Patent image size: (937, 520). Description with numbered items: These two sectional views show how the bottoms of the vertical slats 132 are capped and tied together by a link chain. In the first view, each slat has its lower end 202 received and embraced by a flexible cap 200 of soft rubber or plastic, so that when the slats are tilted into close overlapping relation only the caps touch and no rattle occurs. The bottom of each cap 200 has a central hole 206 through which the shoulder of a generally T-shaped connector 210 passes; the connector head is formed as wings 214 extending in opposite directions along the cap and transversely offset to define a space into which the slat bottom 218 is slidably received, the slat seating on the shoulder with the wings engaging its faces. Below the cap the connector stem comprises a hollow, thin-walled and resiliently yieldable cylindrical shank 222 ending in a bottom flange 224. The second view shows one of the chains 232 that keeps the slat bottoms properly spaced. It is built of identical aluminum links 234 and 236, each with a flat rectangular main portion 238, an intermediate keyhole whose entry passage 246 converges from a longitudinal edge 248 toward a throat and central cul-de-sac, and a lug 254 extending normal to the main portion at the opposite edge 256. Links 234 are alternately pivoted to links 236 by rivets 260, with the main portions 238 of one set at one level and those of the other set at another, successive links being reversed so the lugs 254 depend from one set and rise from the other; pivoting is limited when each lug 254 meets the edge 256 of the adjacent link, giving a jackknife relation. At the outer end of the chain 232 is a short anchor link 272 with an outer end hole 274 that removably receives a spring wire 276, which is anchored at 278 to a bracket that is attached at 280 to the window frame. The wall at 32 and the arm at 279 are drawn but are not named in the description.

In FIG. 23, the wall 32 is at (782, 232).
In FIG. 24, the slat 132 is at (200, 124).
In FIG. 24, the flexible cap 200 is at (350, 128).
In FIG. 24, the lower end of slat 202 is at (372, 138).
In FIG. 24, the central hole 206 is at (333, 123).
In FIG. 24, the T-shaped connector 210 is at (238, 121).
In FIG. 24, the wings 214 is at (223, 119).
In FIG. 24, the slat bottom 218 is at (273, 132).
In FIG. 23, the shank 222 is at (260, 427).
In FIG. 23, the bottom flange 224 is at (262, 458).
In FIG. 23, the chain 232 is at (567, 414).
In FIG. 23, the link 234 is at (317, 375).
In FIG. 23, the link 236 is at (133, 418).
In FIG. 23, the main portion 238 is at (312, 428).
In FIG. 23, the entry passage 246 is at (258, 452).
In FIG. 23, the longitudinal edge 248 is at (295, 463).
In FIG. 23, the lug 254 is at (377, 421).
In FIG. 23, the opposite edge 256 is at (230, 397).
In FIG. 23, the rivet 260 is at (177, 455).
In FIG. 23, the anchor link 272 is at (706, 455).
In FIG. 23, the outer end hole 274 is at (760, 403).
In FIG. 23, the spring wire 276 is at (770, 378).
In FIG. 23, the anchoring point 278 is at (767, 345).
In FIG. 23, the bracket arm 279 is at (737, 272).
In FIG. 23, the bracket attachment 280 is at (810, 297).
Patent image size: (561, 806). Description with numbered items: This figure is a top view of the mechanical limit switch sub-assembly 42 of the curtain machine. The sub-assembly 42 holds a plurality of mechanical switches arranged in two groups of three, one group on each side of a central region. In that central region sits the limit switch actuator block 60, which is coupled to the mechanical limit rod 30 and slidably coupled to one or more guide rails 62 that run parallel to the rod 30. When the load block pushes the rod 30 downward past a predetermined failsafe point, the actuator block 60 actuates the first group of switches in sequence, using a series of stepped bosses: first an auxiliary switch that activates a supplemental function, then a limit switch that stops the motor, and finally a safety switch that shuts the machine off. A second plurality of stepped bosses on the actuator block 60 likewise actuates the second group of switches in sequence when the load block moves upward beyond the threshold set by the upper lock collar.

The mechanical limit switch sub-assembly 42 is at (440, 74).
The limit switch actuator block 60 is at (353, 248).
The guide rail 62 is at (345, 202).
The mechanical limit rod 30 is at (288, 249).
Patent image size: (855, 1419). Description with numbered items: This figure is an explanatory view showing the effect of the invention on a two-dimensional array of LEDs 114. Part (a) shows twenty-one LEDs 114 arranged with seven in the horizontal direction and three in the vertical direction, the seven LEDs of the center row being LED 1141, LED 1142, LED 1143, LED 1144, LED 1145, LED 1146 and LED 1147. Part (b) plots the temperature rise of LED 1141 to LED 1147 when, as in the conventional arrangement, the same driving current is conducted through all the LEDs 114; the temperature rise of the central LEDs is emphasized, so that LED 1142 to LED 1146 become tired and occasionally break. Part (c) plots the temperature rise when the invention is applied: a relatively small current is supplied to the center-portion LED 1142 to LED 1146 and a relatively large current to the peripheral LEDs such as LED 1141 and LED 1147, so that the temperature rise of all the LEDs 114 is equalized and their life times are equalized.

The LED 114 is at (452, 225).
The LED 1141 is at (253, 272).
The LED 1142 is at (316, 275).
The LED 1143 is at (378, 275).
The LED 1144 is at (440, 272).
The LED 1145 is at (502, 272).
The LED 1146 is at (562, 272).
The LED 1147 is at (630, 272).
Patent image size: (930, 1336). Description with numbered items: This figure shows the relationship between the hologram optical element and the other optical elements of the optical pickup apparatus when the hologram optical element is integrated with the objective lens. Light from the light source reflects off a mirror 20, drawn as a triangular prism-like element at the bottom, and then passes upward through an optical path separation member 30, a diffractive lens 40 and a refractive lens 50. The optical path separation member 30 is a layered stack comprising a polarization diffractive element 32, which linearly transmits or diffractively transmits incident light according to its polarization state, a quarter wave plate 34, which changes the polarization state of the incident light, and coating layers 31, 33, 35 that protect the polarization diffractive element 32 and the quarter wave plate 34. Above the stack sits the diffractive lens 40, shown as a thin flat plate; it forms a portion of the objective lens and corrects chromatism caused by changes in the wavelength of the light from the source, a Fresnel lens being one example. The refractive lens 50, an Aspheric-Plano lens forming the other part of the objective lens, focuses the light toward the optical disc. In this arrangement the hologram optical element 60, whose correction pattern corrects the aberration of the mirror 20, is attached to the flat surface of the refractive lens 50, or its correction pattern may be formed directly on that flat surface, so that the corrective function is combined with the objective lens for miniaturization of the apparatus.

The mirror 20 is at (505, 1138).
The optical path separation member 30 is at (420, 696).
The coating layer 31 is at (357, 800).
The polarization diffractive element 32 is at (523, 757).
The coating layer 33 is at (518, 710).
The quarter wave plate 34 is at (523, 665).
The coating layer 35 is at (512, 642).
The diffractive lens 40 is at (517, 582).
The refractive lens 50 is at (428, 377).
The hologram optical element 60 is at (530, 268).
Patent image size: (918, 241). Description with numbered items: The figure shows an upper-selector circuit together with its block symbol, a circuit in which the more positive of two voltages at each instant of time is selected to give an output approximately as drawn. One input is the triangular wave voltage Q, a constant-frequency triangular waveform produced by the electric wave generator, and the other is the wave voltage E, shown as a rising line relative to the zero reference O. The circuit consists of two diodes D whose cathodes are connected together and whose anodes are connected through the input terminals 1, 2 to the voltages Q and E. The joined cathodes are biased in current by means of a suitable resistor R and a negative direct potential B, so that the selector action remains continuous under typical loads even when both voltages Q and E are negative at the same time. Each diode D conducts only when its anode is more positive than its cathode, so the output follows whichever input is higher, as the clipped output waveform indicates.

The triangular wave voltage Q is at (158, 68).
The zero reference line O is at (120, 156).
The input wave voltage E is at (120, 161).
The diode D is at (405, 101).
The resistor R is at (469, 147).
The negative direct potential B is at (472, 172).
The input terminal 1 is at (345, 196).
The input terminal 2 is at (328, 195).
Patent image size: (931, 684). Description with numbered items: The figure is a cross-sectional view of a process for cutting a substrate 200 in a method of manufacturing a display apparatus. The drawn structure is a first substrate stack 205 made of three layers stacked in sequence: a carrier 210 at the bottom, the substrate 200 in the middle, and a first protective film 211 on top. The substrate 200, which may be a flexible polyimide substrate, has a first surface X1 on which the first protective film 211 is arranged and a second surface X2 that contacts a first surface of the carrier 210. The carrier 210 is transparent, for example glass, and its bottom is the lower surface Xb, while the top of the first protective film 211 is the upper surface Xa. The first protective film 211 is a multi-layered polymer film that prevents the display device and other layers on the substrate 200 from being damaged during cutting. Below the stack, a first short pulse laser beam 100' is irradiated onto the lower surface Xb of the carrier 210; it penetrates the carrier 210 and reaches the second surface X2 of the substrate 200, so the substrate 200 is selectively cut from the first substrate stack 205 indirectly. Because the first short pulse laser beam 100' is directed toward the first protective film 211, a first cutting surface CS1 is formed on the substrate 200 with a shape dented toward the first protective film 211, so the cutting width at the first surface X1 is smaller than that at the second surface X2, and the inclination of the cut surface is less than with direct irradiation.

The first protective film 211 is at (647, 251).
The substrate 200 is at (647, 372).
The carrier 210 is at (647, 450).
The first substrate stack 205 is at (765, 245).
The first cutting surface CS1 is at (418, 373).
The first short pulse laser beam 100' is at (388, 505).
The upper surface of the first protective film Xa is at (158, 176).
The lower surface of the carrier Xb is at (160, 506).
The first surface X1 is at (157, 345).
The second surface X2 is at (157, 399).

Task statement
Copy the lines from the one holding "Patent image size: (918, 241)." through the one holding "The triangular wave voltage Q is", both included, and substitute "maximum-selector" for every "upper-selector" while leaving everything else the same.

Response to this exercise
Patent image size: (918, 241). Description with numbered items: The figure shows an maximum-selector circuit together with its block symbol, a circuit in which the more positive of two voltages at each instant of time is selected to give an output approximately as drawn. One input is the triangular wave voltage Q, a constant-frequency triangular waveform produced by the electric wave generator, and the other is the wave voltage E, shown as a rising line relative to the zero reference O. The circuit consists of two diodes D whose cathodes are connected together and whose anodes are connected through the input terminals 1, 2 to the voltages Q and E. The joined cathodes are biased in current by means of a suitable resistor R and a negative direct potential B, so that the selector action remains continuous under typical loads even when both voltages Q and E are negative at the same time. Each diode D conducts only when its anode is more positive than its cathode, so the output follows whichever input is higher, as the clipped output waveform indicates.

The triangular wave voltage Q is at (158, 68).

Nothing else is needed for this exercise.